Task to carry out: Restate every entry word for word.

Data for the task:
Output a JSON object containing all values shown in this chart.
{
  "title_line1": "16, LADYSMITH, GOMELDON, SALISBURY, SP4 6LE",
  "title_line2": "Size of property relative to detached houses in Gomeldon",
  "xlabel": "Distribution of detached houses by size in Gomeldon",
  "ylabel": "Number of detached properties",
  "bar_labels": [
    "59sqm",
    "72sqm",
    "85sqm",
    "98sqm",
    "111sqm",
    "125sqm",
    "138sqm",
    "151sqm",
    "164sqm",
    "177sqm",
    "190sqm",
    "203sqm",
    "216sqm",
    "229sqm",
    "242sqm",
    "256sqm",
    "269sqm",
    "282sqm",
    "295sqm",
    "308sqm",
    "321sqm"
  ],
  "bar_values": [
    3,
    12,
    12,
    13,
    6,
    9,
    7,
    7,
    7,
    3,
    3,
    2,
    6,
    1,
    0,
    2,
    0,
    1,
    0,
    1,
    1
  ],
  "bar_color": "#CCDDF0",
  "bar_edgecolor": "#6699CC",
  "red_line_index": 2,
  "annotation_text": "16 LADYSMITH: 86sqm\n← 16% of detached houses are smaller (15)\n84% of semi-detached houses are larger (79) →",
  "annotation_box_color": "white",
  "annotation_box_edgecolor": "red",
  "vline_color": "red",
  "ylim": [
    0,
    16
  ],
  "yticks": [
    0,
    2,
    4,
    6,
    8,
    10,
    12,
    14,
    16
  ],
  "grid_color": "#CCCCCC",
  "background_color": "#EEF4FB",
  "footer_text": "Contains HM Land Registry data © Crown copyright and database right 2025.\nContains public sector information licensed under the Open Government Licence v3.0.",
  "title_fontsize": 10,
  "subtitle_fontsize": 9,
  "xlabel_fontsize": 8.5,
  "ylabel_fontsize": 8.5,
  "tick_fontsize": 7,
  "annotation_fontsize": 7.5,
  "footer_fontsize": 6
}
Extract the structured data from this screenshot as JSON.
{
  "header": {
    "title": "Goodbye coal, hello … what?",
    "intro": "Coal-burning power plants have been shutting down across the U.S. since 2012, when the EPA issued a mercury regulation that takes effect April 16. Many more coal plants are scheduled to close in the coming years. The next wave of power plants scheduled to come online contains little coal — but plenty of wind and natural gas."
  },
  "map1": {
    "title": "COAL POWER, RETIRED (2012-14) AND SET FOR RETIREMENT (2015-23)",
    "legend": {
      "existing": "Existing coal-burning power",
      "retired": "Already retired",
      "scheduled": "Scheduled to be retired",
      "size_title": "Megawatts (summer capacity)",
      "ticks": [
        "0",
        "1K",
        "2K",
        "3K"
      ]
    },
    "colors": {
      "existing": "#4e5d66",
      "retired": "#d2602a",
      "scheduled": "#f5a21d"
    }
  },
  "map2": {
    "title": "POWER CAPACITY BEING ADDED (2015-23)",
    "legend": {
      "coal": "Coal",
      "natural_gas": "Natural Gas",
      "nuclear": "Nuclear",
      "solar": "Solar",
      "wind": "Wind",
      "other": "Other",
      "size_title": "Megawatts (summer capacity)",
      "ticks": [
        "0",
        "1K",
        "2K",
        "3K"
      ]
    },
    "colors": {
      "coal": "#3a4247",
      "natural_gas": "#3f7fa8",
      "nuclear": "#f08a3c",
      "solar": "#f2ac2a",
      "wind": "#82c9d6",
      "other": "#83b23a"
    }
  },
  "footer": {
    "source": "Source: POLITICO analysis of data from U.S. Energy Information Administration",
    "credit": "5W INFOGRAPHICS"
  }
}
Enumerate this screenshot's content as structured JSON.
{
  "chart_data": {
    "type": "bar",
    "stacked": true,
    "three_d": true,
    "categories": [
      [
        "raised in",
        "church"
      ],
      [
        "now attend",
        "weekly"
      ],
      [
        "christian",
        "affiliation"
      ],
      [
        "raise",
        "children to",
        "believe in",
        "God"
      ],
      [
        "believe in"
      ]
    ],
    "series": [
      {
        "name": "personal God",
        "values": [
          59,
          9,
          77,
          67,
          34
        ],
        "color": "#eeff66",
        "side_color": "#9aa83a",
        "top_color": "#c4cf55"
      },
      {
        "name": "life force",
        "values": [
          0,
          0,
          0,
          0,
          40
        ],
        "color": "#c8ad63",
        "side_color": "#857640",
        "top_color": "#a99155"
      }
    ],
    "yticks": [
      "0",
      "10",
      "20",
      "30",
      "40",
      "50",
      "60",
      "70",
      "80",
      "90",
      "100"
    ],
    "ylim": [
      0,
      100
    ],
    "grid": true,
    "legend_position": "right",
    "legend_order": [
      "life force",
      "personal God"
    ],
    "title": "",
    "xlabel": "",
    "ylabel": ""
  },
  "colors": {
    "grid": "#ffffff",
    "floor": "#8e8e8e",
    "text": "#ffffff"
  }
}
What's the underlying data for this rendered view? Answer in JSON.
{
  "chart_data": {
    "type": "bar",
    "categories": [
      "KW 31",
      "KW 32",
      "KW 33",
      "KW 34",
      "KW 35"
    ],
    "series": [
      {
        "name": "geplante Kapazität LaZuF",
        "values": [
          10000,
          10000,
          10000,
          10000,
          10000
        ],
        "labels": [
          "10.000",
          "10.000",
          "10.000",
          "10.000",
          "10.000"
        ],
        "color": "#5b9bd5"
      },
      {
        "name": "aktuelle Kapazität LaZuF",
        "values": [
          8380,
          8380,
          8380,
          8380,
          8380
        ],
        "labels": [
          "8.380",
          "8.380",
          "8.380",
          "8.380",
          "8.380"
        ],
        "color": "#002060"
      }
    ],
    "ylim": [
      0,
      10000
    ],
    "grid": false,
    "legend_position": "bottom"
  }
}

The response:
Output a JSON object containing all values shown in this chart.
{
  "title_line1": "16, LADYSMITH, GOMELDON, SALISBURY, SP4 6LE",
  "title_line2": "Size of property relative to detached houses in Gomeldon",
  "xlabel": "Distribution of detached houses by size in Gomeldon",
  "ylabel": "Number of detached properties",
  "bar_labels": [
    "59sqm",
    "72sqm",
    "85sqm",
    "98sqm",
    "111sqm",
    "125sqm",
    "138sqm",
    "151sqm",
    "164sqm",
    "177sqm",
    "190sqm",
    "203sqm",
    "216sqm",
    "229sqm",
    "242sqm",
    "256sqm",
    "269sqm",
    "282sqm",
    "295sqm",
    "308sqm",
    "321sqm"
  ],
  "bar_values": [
    3,
    12,
    12,
    13,
    6,
    9,
    7,
    7,
    7,
    3,
    3,
    2,
    6,
    1,
    0,
    2,
    0,
    1,
    0,
    1,
    1
  ],
  "bar_color": "#CCDDF0",
  "bar_edgecolor": "#6699CC",
  "red_line_index": 2,
  "annotation_text": "16 LADYSMITH: 86sqm\n← 16% of detached houses are smaller (15)\n84% of semi-detached houses are larger (79) →",
  "annotation_box_color": "white",
  "annotation_box_edgecolor": "red",
  "vline_color": "red",
  "ylim": [
    0,
    16
  ],
  "yticks": [
    0,
    2,
    4,
    6,
    8,
    10,
    12,
    14,
    16
  ],
  "grid_color": "#CCCCCC",
  "background_color": "#EEF4FB",
  "footer_text": "Contains HM Land Registry data © Crown copyright and database right 2025.\nContains public sector information licensed under the Open Government Licence v3.0.",
  "title_fontsize": 10,
  "subtitle_fontsize": 9,
  "xlabel_fontsize": 8.5,
  "ylabel_fontsize": 8.5,
  "tick_fontsize": 7,
  "annotation_fontsize": 7.5,
  "footer_fontsize": 6
}
Extract the structured data from this screenshot as JSON.
{
  "header": {
    "title": "Goodbye coal, hello … what?",
    "intro": "Coal-burning power plants have been shutting down across the U.S. since 2012, when the EPA issued a mercury regulation that takes effect April 16. Many more coal plants are scheduled to close in the coming years. The next wave of power plants scheduled to come online contains little coal — but plenty of wind and natural gas."
  },
  "map1": {
    "title": "COAL POWER, RETIRED (2012-14) AND SET FOR RETIREMENT (2015-23)",
    "legend": {
      "existing": "Existing coal-burning power",
      "retired": "Already retired",
      "scheduled": "Scheduled to be retired",
      "size_title": "Megawatts (summer capacity)",
      "ticks": [
        "0",
        "1K",
        "2K",
        "3K"
      ]
    },
    "colors": {
      "existing": "#4e5d66",
      "retired": "#d2602a",
      "scheduled": "#f5a21d"
    }
  },
  "map2": {
    "title": "POWER CAPACITY BEING ADDED (2015-23)",
    "legend": {
      "coal": "Coal",
      "natural_gas": "Natural Gas",
      "nuclear": "Nuclear",
      "solar": "Solar",
      "wind": "Wind",
      "other": "Other",
      "size_title": "Megawatts (summer capacity)",
      "ticks": [
        "0",
        "1K",
        "2K",
        "3K"
      ]
    },
    "colors": {
      "coal": "#3a4247",
      "natural_gas": "#3f7fa8",
      "nuclear": "#f08a3c",
      "solar": "#f2ac2a",
      "wind": "#82c9d6",
      "other": "#83b23a"
    }
  },
  "footer": {
    "source": "Source: POLITICO analysis of data from U.S. Energy Information Administration",
    "credit": "5W INFOGRAPHICS"
  }
}
Enumerate this screenshot's content as structured JSON.
{
  "chart_data": {
    "type": "bar",
    "stacked": true,
    "three_d": true,
    "categories": [
      [
        "raised in",
        "church"
      ],
      [
        "now attend",
        "weekly"
      ],
      [
        "christian",
        "affiliation"
      ],
      [
        "raise",
        "children to",
        "believe in",
        "God"
      ],
      [
        "believe in"
      ]
    ],
    "series": [
      {
        "name": "personal God",
        "values": [
          59,
          9,
          77,
          67,
          34
        ],
        "color": "#eeff66",
        "side_color": "#9aa83a",
        "top_color": "#c4cf55"
      },
      {
        "name": "life force",
        "values": [
          0,
          0,
          0,
          0,
          40
        ],
        "color": "#c8ad63",
        "side_color": "#857640",
        "top_color": "#a99155"
      }
    ],
    "yticks": [
      "0",
      "10",
      "20",
      "30",
      "40",
      "50",
      "60",
      "70",
      "80",
      "90",
      "100"
    ],
    "ylim": [
      0,
      100
    ],
    "grid": true,
    "legend_position": "right",
    "legend_order": [
      "life force",
      "personal God"
    ],
    "title": "",
    "xlabel": "",
    "ylabel": ""
  },
  "colors": {
    "grid": "#ffffff",
    "floor": "#8e8e8e",
    "text": "#ffffff"
  }
}
What's the underlying data for this rendered view? Answer in JSON.
{
  "chart_data": {
    "type": "bar",
    "categories": [
      "KW 31",
      "KW 32",
      "KW 33",
      "KW 34",
      "KW 35"
    ],
    "series": [
      {
        "name": "geplante Kapazität LaZuF",
        "values": [
          10000,
          10000,
          10000,
          10000,
          10000
        ],
        "labels": [
          "10.000",
          "10.000",
          "10.000",
          "10.000",
          "10.000"
        ],
        "color": "#5b9bd5"
      },
      {
        "name": "aktuelle Kapazität LaZuF",
        "values": [
          8380,
          8380,
          8380,
          8380,
          8380
        ],
        "labels": [
          "8.380",
          "8.380",
          "8.380",
          "8.380",
          "8.380"
        ],
        "color": "#002060"
      }
    ],
    "ylim": [
      0,
      10000
    ],
    "grid": false,
    "legend_position": "bottom"
  }
}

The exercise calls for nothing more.